Search the listing below for the word "ylabel" and copy each line that holds it.

Figure data in JSON:
---------------

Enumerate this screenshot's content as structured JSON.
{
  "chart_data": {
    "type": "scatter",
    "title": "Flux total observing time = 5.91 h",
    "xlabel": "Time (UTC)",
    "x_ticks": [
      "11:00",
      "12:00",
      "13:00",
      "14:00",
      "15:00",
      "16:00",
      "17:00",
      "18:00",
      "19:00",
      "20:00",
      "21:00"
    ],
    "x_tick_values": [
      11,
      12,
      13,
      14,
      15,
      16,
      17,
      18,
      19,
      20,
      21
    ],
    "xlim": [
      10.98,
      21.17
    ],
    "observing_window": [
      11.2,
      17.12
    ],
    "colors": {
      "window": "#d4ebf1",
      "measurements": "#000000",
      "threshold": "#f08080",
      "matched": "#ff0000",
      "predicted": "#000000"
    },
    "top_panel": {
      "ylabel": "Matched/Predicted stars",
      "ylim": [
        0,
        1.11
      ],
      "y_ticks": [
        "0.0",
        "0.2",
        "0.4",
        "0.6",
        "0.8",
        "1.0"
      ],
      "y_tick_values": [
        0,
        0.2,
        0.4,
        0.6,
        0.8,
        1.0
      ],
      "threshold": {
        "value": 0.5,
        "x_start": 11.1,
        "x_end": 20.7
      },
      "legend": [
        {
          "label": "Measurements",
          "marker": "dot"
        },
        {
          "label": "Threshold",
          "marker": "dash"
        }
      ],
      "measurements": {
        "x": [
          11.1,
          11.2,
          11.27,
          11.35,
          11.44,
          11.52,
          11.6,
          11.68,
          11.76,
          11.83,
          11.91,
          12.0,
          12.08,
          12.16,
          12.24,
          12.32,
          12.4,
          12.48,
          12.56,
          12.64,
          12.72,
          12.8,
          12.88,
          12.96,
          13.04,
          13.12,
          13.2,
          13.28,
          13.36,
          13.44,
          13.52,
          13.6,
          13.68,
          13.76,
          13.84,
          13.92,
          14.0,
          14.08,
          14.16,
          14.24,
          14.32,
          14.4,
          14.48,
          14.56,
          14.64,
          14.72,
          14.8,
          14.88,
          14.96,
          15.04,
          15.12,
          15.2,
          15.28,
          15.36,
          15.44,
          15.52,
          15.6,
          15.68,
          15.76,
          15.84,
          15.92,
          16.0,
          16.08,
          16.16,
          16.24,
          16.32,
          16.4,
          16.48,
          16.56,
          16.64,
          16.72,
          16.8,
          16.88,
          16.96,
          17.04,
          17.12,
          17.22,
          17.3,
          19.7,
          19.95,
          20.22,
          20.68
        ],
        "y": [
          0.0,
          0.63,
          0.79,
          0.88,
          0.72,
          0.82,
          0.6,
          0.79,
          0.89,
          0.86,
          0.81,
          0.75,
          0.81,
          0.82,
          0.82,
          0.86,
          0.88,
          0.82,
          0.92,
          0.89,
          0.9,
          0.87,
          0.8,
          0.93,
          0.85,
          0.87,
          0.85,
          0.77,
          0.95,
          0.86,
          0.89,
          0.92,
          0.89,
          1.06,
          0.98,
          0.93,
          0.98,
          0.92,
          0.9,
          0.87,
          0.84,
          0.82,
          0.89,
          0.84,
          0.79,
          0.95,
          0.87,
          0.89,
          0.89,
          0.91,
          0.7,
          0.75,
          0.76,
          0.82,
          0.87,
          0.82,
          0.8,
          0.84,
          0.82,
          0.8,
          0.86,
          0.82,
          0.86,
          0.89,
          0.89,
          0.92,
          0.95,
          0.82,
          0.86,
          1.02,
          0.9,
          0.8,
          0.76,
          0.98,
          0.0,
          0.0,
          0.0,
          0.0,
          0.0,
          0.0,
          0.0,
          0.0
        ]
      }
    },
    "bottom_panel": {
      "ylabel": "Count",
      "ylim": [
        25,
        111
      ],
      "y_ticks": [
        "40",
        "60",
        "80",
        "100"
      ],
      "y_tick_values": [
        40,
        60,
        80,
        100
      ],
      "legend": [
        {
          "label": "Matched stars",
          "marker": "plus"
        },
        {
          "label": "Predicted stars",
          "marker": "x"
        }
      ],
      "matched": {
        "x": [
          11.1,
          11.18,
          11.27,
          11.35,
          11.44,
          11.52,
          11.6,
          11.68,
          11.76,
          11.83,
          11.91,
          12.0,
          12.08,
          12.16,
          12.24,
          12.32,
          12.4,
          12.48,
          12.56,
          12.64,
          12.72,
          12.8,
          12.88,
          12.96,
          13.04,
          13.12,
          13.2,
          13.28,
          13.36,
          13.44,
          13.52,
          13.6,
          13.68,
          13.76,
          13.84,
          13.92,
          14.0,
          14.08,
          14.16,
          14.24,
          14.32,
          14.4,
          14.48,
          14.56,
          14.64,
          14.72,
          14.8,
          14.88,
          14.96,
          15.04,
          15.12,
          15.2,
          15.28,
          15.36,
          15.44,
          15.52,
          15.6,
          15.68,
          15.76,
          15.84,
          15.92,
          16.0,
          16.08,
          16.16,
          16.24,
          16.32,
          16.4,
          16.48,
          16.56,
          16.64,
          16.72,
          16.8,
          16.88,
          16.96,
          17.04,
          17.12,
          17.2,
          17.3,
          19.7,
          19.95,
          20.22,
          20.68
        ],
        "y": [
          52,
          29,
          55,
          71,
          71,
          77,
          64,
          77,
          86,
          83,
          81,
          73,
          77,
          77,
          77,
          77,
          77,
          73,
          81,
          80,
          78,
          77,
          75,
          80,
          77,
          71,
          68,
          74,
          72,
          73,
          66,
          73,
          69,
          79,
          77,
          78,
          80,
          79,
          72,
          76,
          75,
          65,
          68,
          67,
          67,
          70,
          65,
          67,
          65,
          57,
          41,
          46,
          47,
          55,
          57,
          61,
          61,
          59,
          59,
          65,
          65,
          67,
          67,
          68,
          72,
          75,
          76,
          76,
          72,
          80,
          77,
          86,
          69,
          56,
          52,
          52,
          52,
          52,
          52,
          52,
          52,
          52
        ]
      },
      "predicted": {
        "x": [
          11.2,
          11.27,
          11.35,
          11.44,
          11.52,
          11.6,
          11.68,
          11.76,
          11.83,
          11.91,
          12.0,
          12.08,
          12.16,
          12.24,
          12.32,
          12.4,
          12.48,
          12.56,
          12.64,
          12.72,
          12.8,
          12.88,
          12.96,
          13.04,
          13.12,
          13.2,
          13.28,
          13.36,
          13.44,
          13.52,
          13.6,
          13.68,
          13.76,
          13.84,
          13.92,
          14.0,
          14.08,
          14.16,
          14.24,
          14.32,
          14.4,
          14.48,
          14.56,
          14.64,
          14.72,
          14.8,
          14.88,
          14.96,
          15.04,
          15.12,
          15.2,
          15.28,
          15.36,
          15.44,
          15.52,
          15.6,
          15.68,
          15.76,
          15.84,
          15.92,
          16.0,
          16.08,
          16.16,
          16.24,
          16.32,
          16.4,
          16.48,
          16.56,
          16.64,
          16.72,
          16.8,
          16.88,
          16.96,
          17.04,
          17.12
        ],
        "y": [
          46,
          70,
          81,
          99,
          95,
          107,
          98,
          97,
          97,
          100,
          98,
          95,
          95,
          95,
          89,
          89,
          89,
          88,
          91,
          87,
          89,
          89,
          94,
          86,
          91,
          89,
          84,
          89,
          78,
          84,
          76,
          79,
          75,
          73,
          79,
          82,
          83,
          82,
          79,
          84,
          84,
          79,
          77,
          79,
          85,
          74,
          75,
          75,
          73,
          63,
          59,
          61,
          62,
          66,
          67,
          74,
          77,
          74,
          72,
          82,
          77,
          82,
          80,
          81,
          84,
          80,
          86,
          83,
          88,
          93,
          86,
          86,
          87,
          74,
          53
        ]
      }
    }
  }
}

---------------

Exercise response:
      "ylabel": "Matched/Predicted stars",
      "ylabel": "Count",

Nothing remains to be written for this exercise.